海外のニュースより

政治・経済・社会の情勢について書かれた海外の新聞や雑誌の記事を選んで翻訳しています。

「クルド人の夢」と題する『ツァイト』紙の記事。

2008年02月26日 | 国際政治
ムソルグスキー:展覧会の絵(ピアノ&オーケストラ版)
カラヤン(ヘルベルト・フォン)
ユニバーサル ミュージック クラシック

このアイテムの詳細を見る

イラク北部へのトルコ地上軍の大規模な攻勢は、公式にはトルコとイラクの国境地帯にいるPKKに向けられている。だが、問題の範囲はもっと広い。というのも、兵力の投入は、政治的にイラク北部でこれまで全面的に独立の行動をしてきたクルド人にも向けられているからだ。最近のエスカレーションは、長期的な趨勢にとって重要である。なぜなら、クルド人自治地域の野心的な政策に対して反対しているのは、トルコだけではなく、イラク、イランと米国だからである。
特に顕著なのは、米国がこの紛争で目立つほど静観していることである。コンドリーザ・ライス国務長官は、先週土曜日に、イラク北部の激化する戦闘を背景にして、トルコとの「絶対的な連帯」を誓った。米国の気分は変わりつつある。『ワシントン・ポスト』紙に掲載されたライス長官の言明は、イラクのクルド人に対して、これ以上最大限の要求をしてはならないという一つの警告であった。紛争が拡大した場合には、責任はクルド人にあるという訳だ。これは、イラクのクルド人にとっては、青天の霹靂である。イラクにおける米国の唯一の同盟者としての彼らの有利な立場を彼らは失ったのだ。

···

* _課題 1_
本文によると、ライス国務長官の言明はどの新聞に掲載されましたか。
* _課題 2_
本文では、最近のエスカレーションが長期的な趨勢にとって重要だとされています。その理由を1～3文で説明してください。

* _提示データ_
···

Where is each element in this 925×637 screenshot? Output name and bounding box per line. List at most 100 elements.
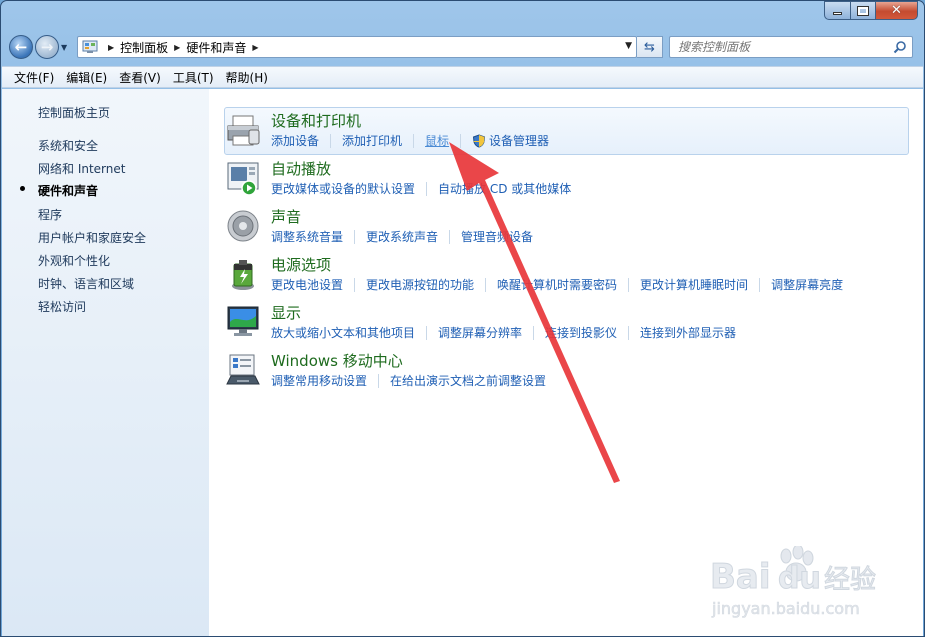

···

* _解答全文 1_
『ワシントン・ポスト』紙です。

* _解答全文 2_
クルド人自治地域の野心的な政策に反対しているのは、トルコだけではありません。イラク、イラン、米国も反対しているためです。